Listed records:
((

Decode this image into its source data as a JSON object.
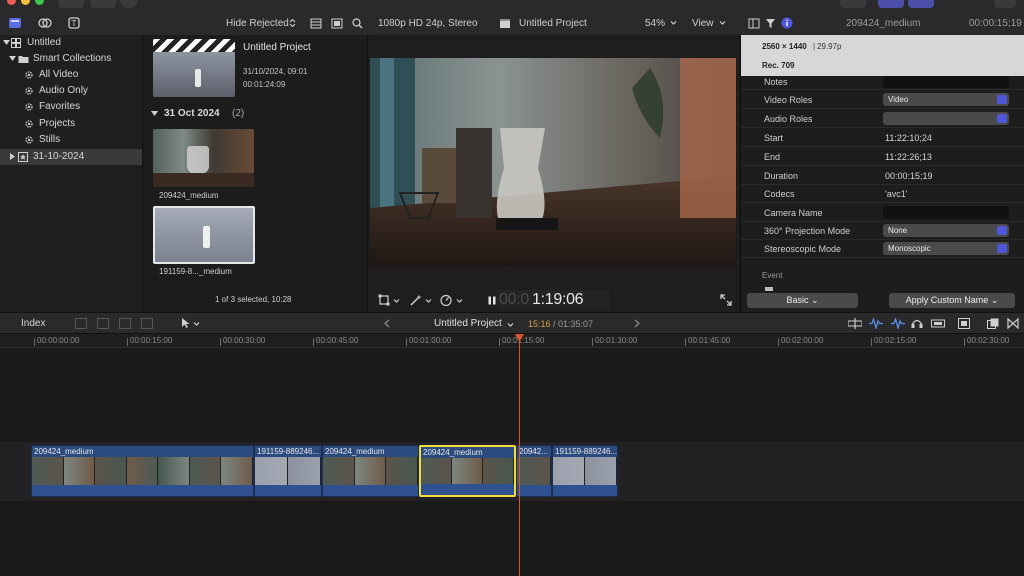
{
  "header": {
    "hide_rejected": "Hide Rejected",
    "format": "1080p HD 24p, Stereo",
    "project_title": "Untitled Project",
    "zoom": "54%",
    "view_label": "View",
    "inspector_clip": "209424_medium",
    "inspector_duration": "00:00:15;19"
  },
  "sidebar": {
    "items": [
      {
        "label": "Untitled"
      },
      {
        "label": "Smart Collections"
      },
      {
        "label": "All Video"
      },
      {
        "label": "Audio Only"
      },
      {
        "label": "Favorites"
      },
      {
        "label": "Projects"
      },
      {
        "label": "Stills"
      },
      {
        "label": "31-10-2024"
      }
    ]
  },
  "browser": {
    "project_name": "Untitled Project",
    "project_date": "31/10/2024, 09:01",
    "project_duration": "00:01:24:09",
    "group_label": "31 Oct 2024",
    "group_count": "(2)",
    "clips": [
      {
        "name": "209424_medium"
      },
      {
        "name": "191159-8..._medium"
      }
    ],
    "footer": "1 of 3 selected, 10:28"
  },
  "viewer": {
    "timecode_dim": "00:0",
    "timecode": "1:19:06"
  },
  "inspector": {
    "resolution": "2560 × 1440",
    "framerate": "29.97p",
    "colorspace": "Rec. 709",
    "rows": [
      {
        "label": "Notes",
        "value": ""
      },
      {
        "label": "Video Roles",
        "value": "Video"
      },
      {
        "label": "Audio Roles",
        "value": ""
      },
      {
        "label": "Start",
        "value": "11:22:10;24"
      },
      {
        "label": "End",
        "value": "11:22:26;13"
      },
      {
        "label": "Duration",
        "value": "00:00:15;19"
      },
      {
        "label": "Codecs",
        "value": "'avc1'"
      },
      {
        "label": "Camera Name",
        "value": ""
      },
      {
        "label": "360° Projection Mode",
        "value": "None"
      },
      {
        "label": "Stereoscopic Mode",
        "value": "Monoscopic"
      }
    ],
    "section": "Event",
    "basic_button": "Basic",
    "apply_button": "Apply Custom Name"
  },
  "timeline": {
    "index_label": "Index",
    "project_label": "Untitled Project",
    "position": "15:16",
    "total": "01:35:07",
    "ruler": [
      "00:00:00:00",
      "00:00:15:00",
      "00:00:30:00",
      "00:00:45:00",
      "00:01:00:00",
      "00:01:15:00",
      "00:01:30:00",
      "00:01:45:00",
      "00:02:00:00",
      "00:02:15:00",
      "00:02:30:00"
    ],
    "clips": [
      {
        "name": "209424_medium"
      },
      {
        "name": "191159-889246..."
      },
      {
        "name": "209424_medium"
      },
      {
        "name": "209424_medium"
      },
      {
        "name": "20942..."
      },
      {
        "name": "191159-889246..."
      }
    ]
  },
  "colors": {
    "accent": "#5056d8",
    "playhead": "#d8542c",
    "selection": "#f2dc3c",
    "clip": "#2b4a7e"
  }
}
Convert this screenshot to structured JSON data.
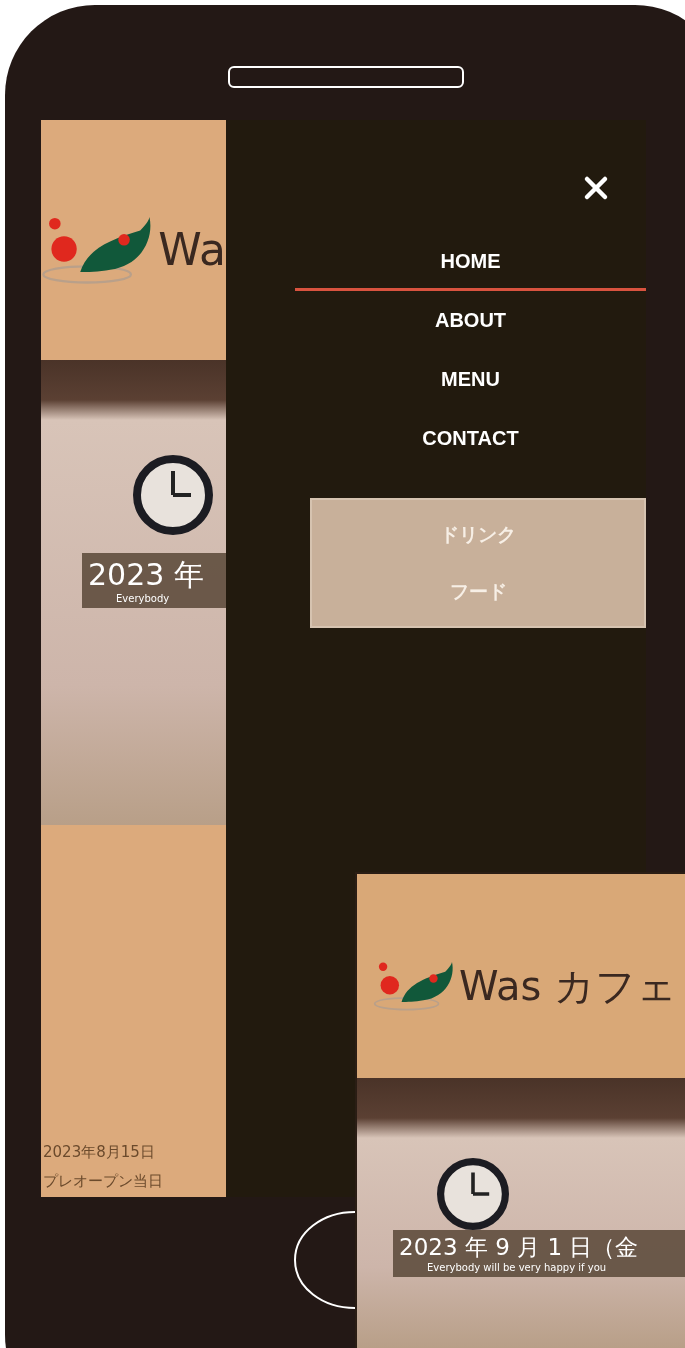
{
  "page": {
    "logo_text": "Wa",
    "hero_caption": "2023 年",
    "hero_subcaption": "Everybody",
    "news_date": "2023年8月15日",
    "news_title": "プレオープン当日"
  },
  "menu": {
    "items": [
      {
        "label": "HOME",
        "selected": true
      },
      {
        "label": "ABOUT",
        "selected": false
      },
      {
        "label": "MENU",
        "selected": false
      },
      {
        "label": "CONTACT",
        "selected": false
      }
    ],
    "submenu": [
      {
        "label": "ドリンク"
      },
      {
        "label": "フード"
      }
    ]
  },
  "inset": {
    "logo_text": "Was カフェ",
    "hero_caption": "2023 年 9 月 1 日（金",
    "hero_subcaption": "Everybody will be very happy if you"
  }
}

))

Aim: Quote the preceding listing precisely and completely, omitting its images.

Answer below:
Decode this image into its source data as a JSON object.
{
  "header": {
    "hide_rejected": "Hide Rejected",
    "format": "1080p HD 24p, Stereo",
    "project_title": "Untitled Project",
    "zoom": "54%",
    "view_label": "View",
    "inspector_clip": "209424_medium",
    "inspector_duration": "00:00:15;19"
  },
  "sidebar": {
    "items": [
      {
        "label": "Untitled"
      },
      {
        "label": "Smart Collections"
      },
      {
        "label": "All Video"
      },
      {
        "label": "Audio Only"
      },
      {
        "label": "Favorites"
      },
      {
        "label": "Projects"
      },
      {
        "label": "Stills"
      },
      {
        "label": "31-10-2024"
      }
    ]
  },
  "browser": {
    "project_name": "Untitled Project",
    "project_date": "31/10/2024, 09:01",
    "project_duration": "00:01:24:09",
    "group_label": "31 Oct 2024",
    "group_count": "(2)",
    "clips": [
      {
        "name": "209424_medium"
      },
      {
        "name": "191159-8..._medium"
      }
    ],
    "footer": "1 of 3 selected, 10:28"
  },
  "viewer": {
    "timecode_dim": "00:0",
    "timecode": "1:19:06"
  },
  "inspector": {
    "resolution": "2560 × 1440",
    "framerate": "29.97p",
    "colorspace": "Rec. 709",
    "rows": [
      {
        "label": "Notes",
        "value": ""
      },
      {
        "label": "Video Roles",
        "value": "Video"
      },
      {
        "label": "Audio Roles",
        "value": ""
      },
      {
        "label": "Start",
        "value": "11:22:10;24"
      },
      {
        "label": "End",
        "value": "11:22:26;13"
      },
      {
        "label": "Duration",
        "value": "00:00:15;19"
      },
      {
        "label": "Codecs",
        "value": "'avc1'"
      },
      {
        "label": "Camera Name",
        "value": ""
      },
      {
        "label": "360° Projection Mode",
        "value": "None"
      },
      {
        "label": "Stereoscopic Mode",
        "value": "Monoscopic"
      }
    ],
    "section": "Event",
    "basic_button": "Basic",
    "apply_button": "Apply Custom Name"
  },
  "timeline": {
    "index_label": "Index",
    "project_label": "Untitled Project",
    "position": "15:16",
    "total": "01:35:07",
    "ruler": [
      "00:00:00:00",
      "00:00:15:00",
      "00:00:30:00",
      "00:00:45:00",
      "00:01:00:00",
      "00:01:15:00",
      "00:01:30:00",
      "00:01:45:00",
      "00:02:00:00",
      "00:02:15:00",
      "00:02:30:00"
    ],
    "clips": [
      {
        "name": "209424_medium"
      },
      {
        "name": "191159-889246..."
      },
      {
        "name": "209424_medium"
      },
      {
        "name": "209424_medium"
      },
      {
        "name": "20942..."
      },
      {
        "name": "191159-889246..."
      }
    ]
  },
  "colors": {
    "accent": "#5056d8",
    "playhead": "#d8542c",
    "selection": "#f2dc3c",
    "clip": "#2b4a7e"
  }
}
Convert this screenshot to structured JSON data.
{
  "page": {
    "logo_text": "Wa",
    "hero_caption": "2023 年",
    "hero_subcaption": "Everybody",
    "news_date": "2023年8月15日",
    "news_title": "プレオープン当日"
  },
  "menu": {
    "items": [
      {
        "label": "HOME",
        "selected": true
      },
      {
        "label": "ABOUT",
        "selected": false
      },
      {
        "label": "MENU",
        "selected": false
      },
      {
        "label": "CONTACT",
        "selected": false
      }
    ],
    "submenu": [
      {
        "label": "ドリンク"
      },
      {
        "label": "フード"
      }
    ]
  },
  "inset": {
    "logo_text": "Was カフェ",
    "hero_caption": "2023 年 9 月 1 日（金",
    "hero_subcaption": "Everybody will be very happy if you"
  }
}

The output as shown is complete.